▶ GIVEN RECORDS:
## Begin

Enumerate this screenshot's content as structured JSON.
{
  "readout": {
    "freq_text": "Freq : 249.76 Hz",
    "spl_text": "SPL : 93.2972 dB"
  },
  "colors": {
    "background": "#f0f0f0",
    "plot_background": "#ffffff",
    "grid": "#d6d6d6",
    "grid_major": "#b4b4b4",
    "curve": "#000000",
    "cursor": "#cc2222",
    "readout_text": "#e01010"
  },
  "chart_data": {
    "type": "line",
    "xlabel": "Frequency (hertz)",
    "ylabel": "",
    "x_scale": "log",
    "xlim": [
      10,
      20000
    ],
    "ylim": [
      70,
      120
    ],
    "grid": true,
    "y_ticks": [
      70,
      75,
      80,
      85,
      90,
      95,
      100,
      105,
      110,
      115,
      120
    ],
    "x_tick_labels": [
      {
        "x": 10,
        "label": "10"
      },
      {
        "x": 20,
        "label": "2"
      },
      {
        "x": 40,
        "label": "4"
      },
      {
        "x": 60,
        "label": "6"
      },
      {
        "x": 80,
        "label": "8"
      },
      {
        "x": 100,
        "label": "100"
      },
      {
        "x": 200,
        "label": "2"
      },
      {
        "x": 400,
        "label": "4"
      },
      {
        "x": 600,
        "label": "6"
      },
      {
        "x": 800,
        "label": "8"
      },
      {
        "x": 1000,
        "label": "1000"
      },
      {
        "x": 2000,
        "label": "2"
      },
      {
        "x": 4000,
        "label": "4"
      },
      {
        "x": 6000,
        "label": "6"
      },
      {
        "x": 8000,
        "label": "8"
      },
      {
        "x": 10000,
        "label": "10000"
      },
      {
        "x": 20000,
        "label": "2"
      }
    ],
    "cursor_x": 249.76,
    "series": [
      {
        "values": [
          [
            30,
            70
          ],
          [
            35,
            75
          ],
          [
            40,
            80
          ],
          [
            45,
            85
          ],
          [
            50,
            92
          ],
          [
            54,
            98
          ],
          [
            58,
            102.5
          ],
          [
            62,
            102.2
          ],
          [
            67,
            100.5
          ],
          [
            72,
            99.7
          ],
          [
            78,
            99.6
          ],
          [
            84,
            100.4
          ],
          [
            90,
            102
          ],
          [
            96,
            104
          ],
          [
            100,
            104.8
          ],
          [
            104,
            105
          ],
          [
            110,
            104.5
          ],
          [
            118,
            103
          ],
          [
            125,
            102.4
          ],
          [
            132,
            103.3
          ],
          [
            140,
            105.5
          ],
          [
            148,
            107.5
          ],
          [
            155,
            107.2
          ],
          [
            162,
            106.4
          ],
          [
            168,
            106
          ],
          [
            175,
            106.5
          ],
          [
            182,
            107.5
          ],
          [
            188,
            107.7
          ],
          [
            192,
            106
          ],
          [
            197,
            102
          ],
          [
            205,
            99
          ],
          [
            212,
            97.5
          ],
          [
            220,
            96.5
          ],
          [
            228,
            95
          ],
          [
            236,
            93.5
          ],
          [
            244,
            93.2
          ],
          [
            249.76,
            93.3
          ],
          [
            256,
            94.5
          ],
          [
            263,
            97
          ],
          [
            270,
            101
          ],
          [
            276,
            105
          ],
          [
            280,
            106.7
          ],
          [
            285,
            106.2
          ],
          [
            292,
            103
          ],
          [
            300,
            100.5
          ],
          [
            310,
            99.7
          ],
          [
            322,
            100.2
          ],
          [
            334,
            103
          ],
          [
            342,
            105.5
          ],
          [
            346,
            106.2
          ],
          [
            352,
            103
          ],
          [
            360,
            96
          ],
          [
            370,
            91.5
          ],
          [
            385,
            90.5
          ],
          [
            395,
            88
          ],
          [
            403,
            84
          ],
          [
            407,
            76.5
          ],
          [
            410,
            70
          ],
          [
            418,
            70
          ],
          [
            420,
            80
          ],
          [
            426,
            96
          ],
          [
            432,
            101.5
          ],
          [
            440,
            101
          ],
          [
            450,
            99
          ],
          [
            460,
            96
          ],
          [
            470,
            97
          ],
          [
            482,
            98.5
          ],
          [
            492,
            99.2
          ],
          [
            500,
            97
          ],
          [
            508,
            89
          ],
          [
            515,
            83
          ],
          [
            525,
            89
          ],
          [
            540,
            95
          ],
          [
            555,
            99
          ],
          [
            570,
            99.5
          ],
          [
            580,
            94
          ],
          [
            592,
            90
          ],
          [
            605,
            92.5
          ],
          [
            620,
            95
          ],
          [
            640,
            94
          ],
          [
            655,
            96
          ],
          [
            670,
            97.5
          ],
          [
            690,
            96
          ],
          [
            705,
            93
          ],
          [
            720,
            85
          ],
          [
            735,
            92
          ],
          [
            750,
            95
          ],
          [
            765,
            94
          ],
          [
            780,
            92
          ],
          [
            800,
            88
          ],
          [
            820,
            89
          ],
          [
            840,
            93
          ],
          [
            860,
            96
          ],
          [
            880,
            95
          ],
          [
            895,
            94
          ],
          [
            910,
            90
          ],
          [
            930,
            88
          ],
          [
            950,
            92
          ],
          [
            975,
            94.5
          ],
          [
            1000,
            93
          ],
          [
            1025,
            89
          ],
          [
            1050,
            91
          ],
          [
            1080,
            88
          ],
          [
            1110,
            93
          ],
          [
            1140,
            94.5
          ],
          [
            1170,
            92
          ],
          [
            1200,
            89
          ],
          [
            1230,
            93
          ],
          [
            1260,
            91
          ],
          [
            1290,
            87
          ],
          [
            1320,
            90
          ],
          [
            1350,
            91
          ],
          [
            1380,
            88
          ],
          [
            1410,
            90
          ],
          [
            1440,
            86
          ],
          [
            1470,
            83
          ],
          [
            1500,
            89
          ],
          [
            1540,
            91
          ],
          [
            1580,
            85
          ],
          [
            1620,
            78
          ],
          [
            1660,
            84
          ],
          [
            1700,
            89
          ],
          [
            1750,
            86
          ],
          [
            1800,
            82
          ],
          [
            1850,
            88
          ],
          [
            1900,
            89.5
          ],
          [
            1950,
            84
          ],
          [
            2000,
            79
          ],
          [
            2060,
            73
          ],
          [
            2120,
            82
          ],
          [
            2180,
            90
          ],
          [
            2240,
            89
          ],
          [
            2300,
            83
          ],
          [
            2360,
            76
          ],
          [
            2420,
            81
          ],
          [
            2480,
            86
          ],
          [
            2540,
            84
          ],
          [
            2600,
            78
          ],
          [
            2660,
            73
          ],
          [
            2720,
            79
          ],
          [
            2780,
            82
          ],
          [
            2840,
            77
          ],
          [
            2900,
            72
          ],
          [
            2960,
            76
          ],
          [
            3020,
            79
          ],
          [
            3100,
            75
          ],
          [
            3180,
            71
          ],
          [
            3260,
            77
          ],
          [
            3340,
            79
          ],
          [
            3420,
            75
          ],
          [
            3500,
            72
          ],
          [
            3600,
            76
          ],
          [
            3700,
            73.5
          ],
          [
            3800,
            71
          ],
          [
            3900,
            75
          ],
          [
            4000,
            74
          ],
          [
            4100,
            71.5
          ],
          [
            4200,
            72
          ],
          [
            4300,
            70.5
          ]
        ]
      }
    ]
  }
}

## End

▶ WORK TO BE COMPLETED: Take the entries and copy them out exactly.

▶ OUTPUT OF THE TASK:
Enumerate this screenshot's content as structured JSON.
{
  "readout": {
    "freq_text": "Freq : 249.76 Hz",
    "spl_text": "SPL : 93.2972 dB"
  },
  "colors": {
    "background": "#f0f0f0",
    "plot_background": "#ffffff",
    "grid": "#d6d6d6",
    "grid_major": "#b4b4b4",
    "curve": "#000000",
    "cursor": "#cc2222",
    "readout_text": "#e01010"
  },
  "chart_data": {
    "type": "line",
    "xlabel": "Frequency (hertz)",
    "ylabel": "",
    "x_scale": "log",
    "xlim": [
      10,
      20000
    ],
    "ylim": [
      70,
      120
    ],
    "grid": true,
    "y_ticks": [
      70,
      75,
      80,
      85,
      90,
      95,
      100,
      105,
      110,
      115,
      120
    ],
    "x_tick_labels": [
      {
        "x": 10,
        "label": "10"
      },
      {
        "x": 20,
        "label": "2"
      },
      {
        "x": 40,
        "label": "4"
      },
      {
        "x": 60,
        "label": "6"
      },
      {
        "x": 80,
        "label": "8"
      },
      {
        "x": 100,
        "label": "100"
      },
      {
        "x": 200,
        "label": "2"
      },
      {
        "x": 400,
        "label": "4"
      },
      {
        "x": 600,
        "label": "6"
      },
      {
        "x": 800,
        "label": "8"
      },
      {
        "x": 1000,
        "label": "1000"
      },
      {
        "x": 2000,
        "label": "2"
      },
      {
        "x": 4000,
        "label": "4"
      },
      {
        "x": 6000,
        "label": "6"
      },
      {
        "x": 8000,
        "label": "8"
      },
      {
        "x": 10000,
        "label": "10000"
      },
      {
        "x": 20000,
        "label": "2"
      }
    ],
    "cursor_x": 249.76,
    "series": [
      {
        "values": [
          [
            30,
            70
          ],
          [
            35,
            75
          ],
          [
            40,
            80
          ],
          [
            45,
            85
          ],
          [
            50,
            92
          ],
          [
            54,
            98
          ],
          [
            58,
            102.5
          ],
          [
            62,
            102.2
          ],
          [
            67,
            100.5
          ],
          [
            72,
            99.7
          ],
          [
            78,
            99.6
          ],
          [
            84,
            100.4
          ],
          [
            90,
            102
          ],
          [
            96,
            104
          ],
          [
            100,
            104.8
          ],
          [
            104,
            105
          ],
          [
            110,
            104.5
          ],
          [
            118,
            103
          ],
          [
            125,
            102.4
          ],
          [
            132,
            103.3
          ],
          [
            140,
            105.5
          ],
          [
            148,
            107.5
          ],
          [
            155,
            107.2
          ],
          [
            162,
            106.4
          ],
          [
            168,
            106
          ],
          [
            175,
            106.5
          ],
          [
            182,
            107.5
          ],
          [
            188,
            107.7
          ],
          [
            192,
            106
          ],
          [
            197,
            102
          ],
          [
            205,
            99
          ],
          [
            212,
            97.5
          ],
          [
            220,
            96.5
          ],
          [
            228,
            95
          ],
          [
            236,
            93.5
          ],
          [
            244,
            93.2
          ],
          [
            249.76,
            93.3
          ],
          [
            256,
            94.5
          ],
          [
            263,
            97
          ],
          [
            270,
            101
          ],
          [
            276,
            105
          ],
          [
            280,
            106.7
          ],
          [
            285,
            106.2
          ],
          [
            292,
            103
          ],
          [
            300,
            100.5
          ],
          [
            310,
            99.7
          ],
          [
            322,
            100.2
          ],
          [
            334,
            103
          ],
          [
            342,
            105.5
          ],
          [
            346,
            106.2
          ],
          [
            352,
            103
          ],
          [
            360,
            96
          ],
          [
            370,
            91.5
          ],
          [
            385,
            90.5
          ],
          [
            395,
            88
          ],
          [
            403,
            84
          ],
          [
            407,
            76.5
          ],
          [
            410,
            70
          ],
          [
            418,
            70
          ],
          [
            420,
            80
          ],
          [
            426,
            96
          ],
          [
            432,
            101.5
          ],
          [
            440,
            101
          ],
          [
            450,
            99
          ],
          [
            460,
            96
          ],
          [
            470,
            97
          ],
          [
            482,
            98.5
          ],
          [
            492,
            99.2
          ],
          [
            500,
            97
          ],
          [
            508,
            89
          ],
          [
            515,
            83
          ],
          [
            525,
            89
          ],
          [
            540,
            95
          ],
          [
            555,
            99
          ],
          [
            570,
            99.5
          ],
          [
            580,
            94
          ],
          [
            592,
            90
          ],
          [
            605,
            92.5
          ],
          [
            620,
            95
          ],
          [
            640,
            94
          ],
          [
            655,
            96
          ],
          [
            670,
            97.5
          ],
          [
            690,
            96
          ],
          [
            705,
            93
          ],
          [
            720,
            85
          ],
          [
            735,
            92
          ],
          [
            750,
            95
          ],
          [
            765,
            94
          ],
          [
            780,
            92
          ],
          [
            800,
            88
          ],
          [
            820,
            89
          ],
          [
            840,
            93
          ],
          [
            860,
            96
          ],
          [
            880,
            95
          ],
          [
            895,
            94
          ],
          [
            910,
            90
          ],
          [
            930,
            88
          ],
          [
            950,
            92
          ],
          [
            975,
            94.5
          ],
          [
            1000,
            93
          ],
          [
            1025,
            89
          ],
          [
            1050,
            91
          ],
          [
            1080,
            88
          ],
          [
            1110,
            93
          ],
          [
            1140,
            94.5
          ],
          [
            1170,
            92
          ],
          [
            1200,
            89
          ],
          [
            1230,
            93
          ],
          [
            1260,
            91
          ],
          [
            1290,
            87
          ],
          [
            1320,
            90
          ],
          [
            1350,
            91
          ],
          [
            1380,
            88
          ],
          [
            1410,
            90
          ],
          [
            1440,
            86
          ],
          [
            1470,
            83
          ],
          [
            1500,
            89
          ],
          [
            1540,
            91
          ],
          [
            1580,
            85
          ],
          [
            1620,
            78
          ],
          [
            1660,
            84
          ],
          [
            1700,
            89
          ],
          [
            1750,
            86
          ],
          [
            1800,
            82
          ],
          [
            1850,
            88
          ],
          [
            1900,
            89.5
          ],
          [
            1950,
            84
          ],
          [
            2000,
            79
          ],
          [
            2060,
            73
          ],
          [
            2120,
            82
          ],
          [
            2180,
            90
          ],
          [
            2240,
            89
          ],
          [
            2300,
            83
          ],
          [
            2360,
            76
          ],
          [
            2420,
            81
          ],
          [
            2480,
            86
          ],
          [
            2540,
            84
          ],
          [
            2600,
            78
          ],
          [
            2660,
            73
          ],
          [
            2720,
            79
          ],
          [
            2780,
            82
          ],
          [
            2840,
            77
          ],
          [
            2900,
            72
          ],
          [
            2960,
            76
          ],
          [
            3020,
            79
          ],
          [
            3100,
            75
          ],
          [
            3180,
            71
          ],
          [
            3260,
            77
          ],
          [
            3340,
            79
          ],
          [
            3420,
            75
          ],
          [
            3500,
            72
          ],
          [
            3600,
            76
          ],
          [
            3700,
            73.5
          ],
          [
            3800,
            71
          ],
          [
            3900,
            75
          ],
          [
            4000,
            74
          ],
          [
            4100,
            71.5
          ],
          [
            4200,
            72
          ],
          [
            4300,
            70.5
          ]
        ]
      }
    ]
  }
}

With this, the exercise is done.